**Written request**
Below are some records; work out how many of their lines contain "factures" and give the number only.

**Records for the task**
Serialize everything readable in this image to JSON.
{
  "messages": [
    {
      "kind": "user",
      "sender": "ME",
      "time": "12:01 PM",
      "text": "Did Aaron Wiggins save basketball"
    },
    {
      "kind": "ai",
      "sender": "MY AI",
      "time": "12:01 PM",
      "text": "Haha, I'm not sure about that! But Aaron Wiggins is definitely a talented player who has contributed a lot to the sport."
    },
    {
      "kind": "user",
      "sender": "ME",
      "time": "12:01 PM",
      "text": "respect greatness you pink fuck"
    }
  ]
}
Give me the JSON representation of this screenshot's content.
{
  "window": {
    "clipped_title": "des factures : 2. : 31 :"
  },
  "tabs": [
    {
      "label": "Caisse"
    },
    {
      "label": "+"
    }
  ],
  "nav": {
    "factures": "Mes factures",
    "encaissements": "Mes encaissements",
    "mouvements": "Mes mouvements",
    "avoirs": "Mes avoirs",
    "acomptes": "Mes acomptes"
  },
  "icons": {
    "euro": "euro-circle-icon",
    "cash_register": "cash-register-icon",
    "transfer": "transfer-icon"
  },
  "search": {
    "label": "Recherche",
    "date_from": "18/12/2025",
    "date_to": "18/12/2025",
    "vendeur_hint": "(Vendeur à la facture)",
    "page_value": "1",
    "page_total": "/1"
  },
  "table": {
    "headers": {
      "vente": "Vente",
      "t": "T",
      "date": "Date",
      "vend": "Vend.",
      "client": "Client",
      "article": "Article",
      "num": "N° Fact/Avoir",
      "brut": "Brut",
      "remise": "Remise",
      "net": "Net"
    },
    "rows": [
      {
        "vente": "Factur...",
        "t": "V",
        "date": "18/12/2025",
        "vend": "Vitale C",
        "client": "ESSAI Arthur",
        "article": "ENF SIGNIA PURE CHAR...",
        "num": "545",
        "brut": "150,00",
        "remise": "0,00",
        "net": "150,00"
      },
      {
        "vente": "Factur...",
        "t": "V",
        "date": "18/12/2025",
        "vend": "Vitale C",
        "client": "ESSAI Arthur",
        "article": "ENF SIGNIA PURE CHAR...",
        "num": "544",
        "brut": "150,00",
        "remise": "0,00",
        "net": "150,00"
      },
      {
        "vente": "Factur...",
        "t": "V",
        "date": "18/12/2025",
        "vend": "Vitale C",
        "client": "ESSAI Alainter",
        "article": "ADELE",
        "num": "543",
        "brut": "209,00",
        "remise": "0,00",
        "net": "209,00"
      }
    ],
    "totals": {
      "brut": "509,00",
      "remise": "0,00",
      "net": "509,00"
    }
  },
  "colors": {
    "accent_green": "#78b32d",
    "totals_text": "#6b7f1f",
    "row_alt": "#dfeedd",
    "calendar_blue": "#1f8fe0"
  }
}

**Answer to this problem**
2